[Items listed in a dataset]

start

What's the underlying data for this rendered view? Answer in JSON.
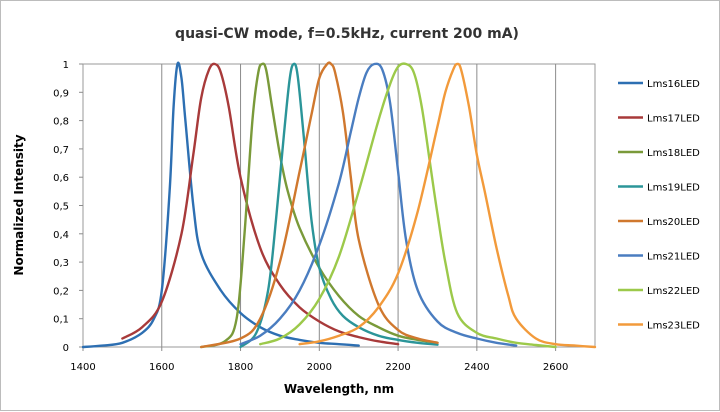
{
  "chart_data": {
    "type": "line",
    "title": "quasi-CW mode, f=0.5kHz, current 200 mA)",
    "xlabel": "Wavelength, nm",
    "ylabel": "Normalized Intensity",
    "xlim": [
      1400,
      2700
    ],
    "ylim": [
      0,
      1
    ],
    "x_ticks": [
      "1400",
      "1600",
      "1800",
      "2000",
      "2200",
      "2400",
      "2600"
    ],
    "y_ticks": [
      "0",
      "0,1",
      "0,2",
      "0,3",
      "0,4",
      "0,5",
      "0,6",
      "0,7",
      "0,8",
      "0,9",
      "1"
    ],
    "x_gridlines": true,
    "y_gridlines": false,
    "legend_position": "right",
    "series": [
      {
        "name": "Lms16LED",
        "color": "#2d6fb2",
        "x": [
          1400,
          1450,
          1500,
          1550,
          1580,
          1600,
          1620,
          1630,
          1640,
          1650,
          1660,
          1680,
          1700,
          1750,
          1800,
          1850,
          1900,
          1950,
          2000,
          2050,
          2100
        ],
        "y": [
          0,
          0.005,
          0.015,
          0.05,
          0.1,
          0.2,
          0.55,
          0.85,
          1.0,
          0.95,
          0.8,
          0.5,
          0.33,
          0.2,
          0.12,
          0.07,
          0.04,
          0.025,
          0.015,
          0.01,
          0.005
        ]
      },
      {
        "name": "Lms17LED",
        "color": "#a83a3a",
        "x": [
          1500,
          1550,
          1600,
          1650,
          1680,
          1700,
          1720,
          1735,
          1750,
          1770,
          1800,
          1850,
          1900,
          1950,
          2000,
          2050,
          2100,
          2150,
          2200
        ],
        "y": [
          0.03,
          0.07,
          0.16,
          0.4,
          0.68,
          0.88,
          0.98,
          1.0,
          0.97,
          0.85,
          0.6,
          0.35,
          0.22,
          0.14,
          0.09,
          0.055,
          0.035,
          0.02,
          0.01
        ]
      },
      {
        "name": "Lms18LED",
        "color": "#7a9a3a",
        "x": [
          1700,
          1760,
          1790,
          1810,
          1830,
          1845,
          1855,
          1865,
          1880,
          1900,
          1920,
          1950,
          2000,
          2050,
          2100,
          2150,
          2200,
          2250,
          2300
        ],
        "y": [
          0,
          0.02,
          0.1,
          0.4,
          0.8,
          0.97,
          1.0,
          0.98,
          0.85,
          0.68,
          0.55,
          0.42,
          0.28,
          0.18,
          0.11,
          0.07,
          0.04,
          0.025,
          0.015
        ]
      },
      {
        "name": "Lms19LED",
        "color": "#2b9599",
        "x": [
          1800,
          1840,
          1870,
          1890,
          1910,
          1925,
          1935,
          1945,
          1960,
          1980,
          2000,
          2030,
          2060,
          2100,
          2150,
          2200,
          2250,
          2300
        ],
        "y": [
          0,
          0.05,
          0.2,
          0.45,
          0.75,
          0.95,
          1.0,
          0.96,
          0.75,
          0.45,
          0.28,
          0.17,
          0.11,
          0.07,
          0.04,
          0.025,
          0.015,
          0.008
        ]
      },
      {
        "name": "Lms20LED",
        "color": "#d0782e",
        "x": [
          1700,
          1800,
          1850,
          1900,
          1950,
          1980,
          2000,
          2020,
          2030,
          2040,
          2060,
          2080,
          2100,
          2150,
          2200,
          2250,
          2300
        ],
        "y": [
          0,
          0.03,
          0.1,
          0.3,
          0.62,
          0.82,
          0.95,
          1.0,
          1.0,
          0.97,
          0.83,
          0.6,
          0.38,
          0.15,
          0.06,
          0.03,
          0.015
        ]
      },
      {
        "name": "Lms21LED",
        "color": "#4a7dc0",
        "x": [
          1800,
          1850,
          1900,
          1950,
          2000,
          2050,
          2080,
          2100,
          2120,
          2140,
          2160,
          2180,
          2200,
          2220,
          2250,
          2300,
          2350,
          2400,
          2450,
          2500
        ],
        "y": [
          0.01,
          0.04,
          0.1,
          0.2,
          0.36,
          0.58,
          0.76,
          0.88,
          0.97,
          1.0,
          0.98,
          0.86,
          0.62,
          0.38,
          0.2,
          0.09,
          0.05,
          0.03,
          0.015,
          0.005
        ]
      },
      {
        "name": "Lms22LED",
        "color": "#9cc94a",
        "x": [
          1850,
          1900,
          1950,
          2000,
          2050,
          2100,
          2150,
          2180,
          2200,
          2220,
          2240,
          2260,
          2280,
          2300,
          2320,
          2350,
          2400,
          2450,
          2500,
          2550,
          2600
        ],
        "y": [
          0.01,
          0.03,
          0.08,
          0.17,
          0.32,
          0.55,
          0.8,
          0.93,
          0.99,
          1.0,
          0.97,
          0.85,
          0.66,
          0.47,
          0.3,
          0.12,
          0.05,
          0.03,
          0.015,
          0.007,
          0
        ]
      },
      {
        "name": "Lms23LED",
        "color": "#f29a3b",
        "x": [
          1950,
          2000,
          2050,
          2100,
          2150,
          2200,
          2250,
          2300,
          2320,
          2340,
          2350,
          2360,
          2380,
          2400,
          2420,
          2450,
          2480,
          2500,
          2550,
          2600,
          2650,
          2700
        ],
        "y": [
          0.01,
          0.02,
          0.04,
          0.07,
          0.14,
          0.26,
          0.48,
          0.78,
          0.9,
          0.98,
          1.0,
          0.98,
          0.85,
          0.68,
          0.55,
          0.35,
          0.18,
          0.1,
          0.03,
          0.01,
          0.005,
          0
        ]
      }
    ]
  }
}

end

WHAT YOU HAVE TO DO: Give only the number of lines in the data that hold the string "color".

SOLUTION TO THIS EXERCISE: 8